▶ _Written request_
Transcribe every line of the records below, character for character, with nothing changed, added or left out.
--- Task material ---
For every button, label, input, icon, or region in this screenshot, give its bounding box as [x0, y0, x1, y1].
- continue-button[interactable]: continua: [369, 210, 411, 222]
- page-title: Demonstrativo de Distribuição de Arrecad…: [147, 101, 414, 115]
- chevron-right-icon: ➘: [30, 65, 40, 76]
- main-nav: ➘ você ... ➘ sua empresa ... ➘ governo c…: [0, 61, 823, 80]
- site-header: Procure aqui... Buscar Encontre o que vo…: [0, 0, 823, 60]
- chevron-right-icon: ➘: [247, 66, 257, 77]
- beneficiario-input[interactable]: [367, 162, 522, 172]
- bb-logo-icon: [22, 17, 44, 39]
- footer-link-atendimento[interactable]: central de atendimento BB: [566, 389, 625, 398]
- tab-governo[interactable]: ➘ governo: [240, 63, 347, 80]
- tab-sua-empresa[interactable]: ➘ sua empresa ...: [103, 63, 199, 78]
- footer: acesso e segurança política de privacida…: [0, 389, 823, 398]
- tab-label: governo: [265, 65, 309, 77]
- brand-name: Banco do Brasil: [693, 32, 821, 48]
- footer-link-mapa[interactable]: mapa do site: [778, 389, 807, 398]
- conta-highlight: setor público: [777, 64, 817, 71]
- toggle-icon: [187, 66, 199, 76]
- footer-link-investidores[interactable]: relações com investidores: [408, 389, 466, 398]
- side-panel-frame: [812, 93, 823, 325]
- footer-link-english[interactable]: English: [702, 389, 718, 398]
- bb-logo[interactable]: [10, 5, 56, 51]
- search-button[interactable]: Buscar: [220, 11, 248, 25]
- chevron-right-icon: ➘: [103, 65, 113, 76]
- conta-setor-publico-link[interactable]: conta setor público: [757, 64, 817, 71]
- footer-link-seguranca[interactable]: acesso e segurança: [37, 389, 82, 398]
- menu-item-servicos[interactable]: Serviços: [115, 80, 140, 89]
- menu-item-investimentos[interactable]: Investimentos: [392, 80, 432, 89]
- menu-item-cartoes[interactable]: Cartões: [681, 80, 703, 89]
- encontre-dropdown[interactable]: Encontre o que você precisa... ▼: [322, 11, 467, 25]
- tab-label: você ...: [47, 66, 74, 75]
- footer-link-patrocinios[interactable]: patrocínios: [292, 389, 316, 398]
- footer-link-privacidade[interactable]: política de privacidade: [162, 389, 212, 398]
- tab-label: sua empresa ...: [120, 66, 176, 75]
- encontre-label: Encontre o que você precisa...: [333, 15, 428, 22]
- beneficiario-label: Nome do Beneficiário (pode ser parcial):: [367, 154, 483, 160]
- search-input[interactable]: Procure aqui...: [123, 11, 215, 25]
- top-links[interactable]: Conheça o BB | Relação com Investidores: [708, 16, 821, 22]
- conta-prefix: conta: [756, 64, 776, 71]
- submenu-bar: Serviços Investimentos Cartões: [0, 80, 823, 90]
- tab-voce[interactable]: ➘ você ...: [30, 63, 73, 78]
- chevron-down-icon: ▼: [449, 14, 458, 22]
---
▶ _Full answer_
For every button, label, input, icon, or region in this screenshot, give its bounding box as [x0, y0, x1, y1].
- continue-button[interactable]: continua: [369, 210, 411, 222]
- page-title: Demonstrativo de Distribuição de Arrecad…: [147, 101, 414, 115]
- chevron-right-icon: ➘: [30, 65, 40, 76]
- main-nav: ➘ você ... ➘ sua empresa ... ➘ governo c…: [0, 61, 823, 80]
- site-header: Procure aqui... Buscar Encontre o que vo…: [0, 0, 823, 60]
- chevron-right-icon: ➘: [247, 66, 257, 77]
- beneficiario-input[interactable]: [367, 162, 522, 172]
- bb-logo-icon: [22, 17, 44, 39]
- footer-link-atendimento[interactable]: central de atendimento BB: [566, 389, 625, 398]
- tab-governo[interactable]: ➘ governo: [240, 63, 347, 80]
- tab-sua-empresa[interactable]: ➘ sua empresa ...: [103, 63, 199, 78]
- footer: acesso e segurança política de privacida…: [0, 389, 823, 398]
- tab-label: governo: [265, 65, 309, 77]
- brand-name: Banco do Brasil: [693, 32, 821, 48]
- footer-link-mapa[interactable]: mapa do site: [778, 389, 807, 398]
- conta-highlight: setor público: [777, 64, 817, 71]
- toggle-icon: [187, 66, 199, 76]
- footer-link-investidores[interactable]: relações com investidores: [408, 389, 466, 398]
- side-panel-frame: [812, 93, 823, 325]
- footer-link-english[interactable]: English: [702, 389, 718, 398]
- bb-logo[interactable]: [10, 5, 56, 51]
- search-button[interactable]: Buscar: [220, 11, 248, 25]
- chevron-right-icon: ➘: [103, 65, 113, 76]
- conta-setor-publico-link[interactable]: conta setor público: [757, 64, 817, 71]
- footer-link-seguranca[interactable]: acesso e segurança: [37, 389, 82, 398]
- menu-item-servicos[interactable]: Serviços: [115, 80, 140, 89]
- menu-item-investimentos[interactable]: Investimentos: [392, 80, 432, 89]
- menu-item-cartoes[interactable]: Cartões: [681, 80, 703, 89]
- encontre-dropdown[interactable]: Encontre o que você precisa... ▼: [322, 11, 467, 25]
- tab-label: você ...: [47, 66, 74, 75]
- footer-link-patrocinios[interactable]: patrocínios: [292, 389, 316, 398]
- footer-link-privacidade[interactable]: política de privacidade: [162, 389, 212, 398]
- tab-label: sua empresa ...: [120, 66, 176, 75]
- encontre-label: Encontre o que você precisa...: [333, 15, 428, 22]
- beneficiario-label: Nome do Beneficiário (pode ser parcial):: [367, 154, 483, 160]
- search-input[interactable]: Procure aqui...: [123, 11, 215, 25]
- top-links[interactable]: Conheça o BB | Relação com Investidores: [708, 16, 821, 22]
- conta-prefix: conta: [756, 64, 776, 71]
- submenu-bar: Serviços Investimentos Cartões: [0, 80, 823, 90]
- tab-voce[interactable]: ➘ você ...: [30, 63, 73, 78]
- chevron-down-icon: ▼: [449, 14, 458, 22]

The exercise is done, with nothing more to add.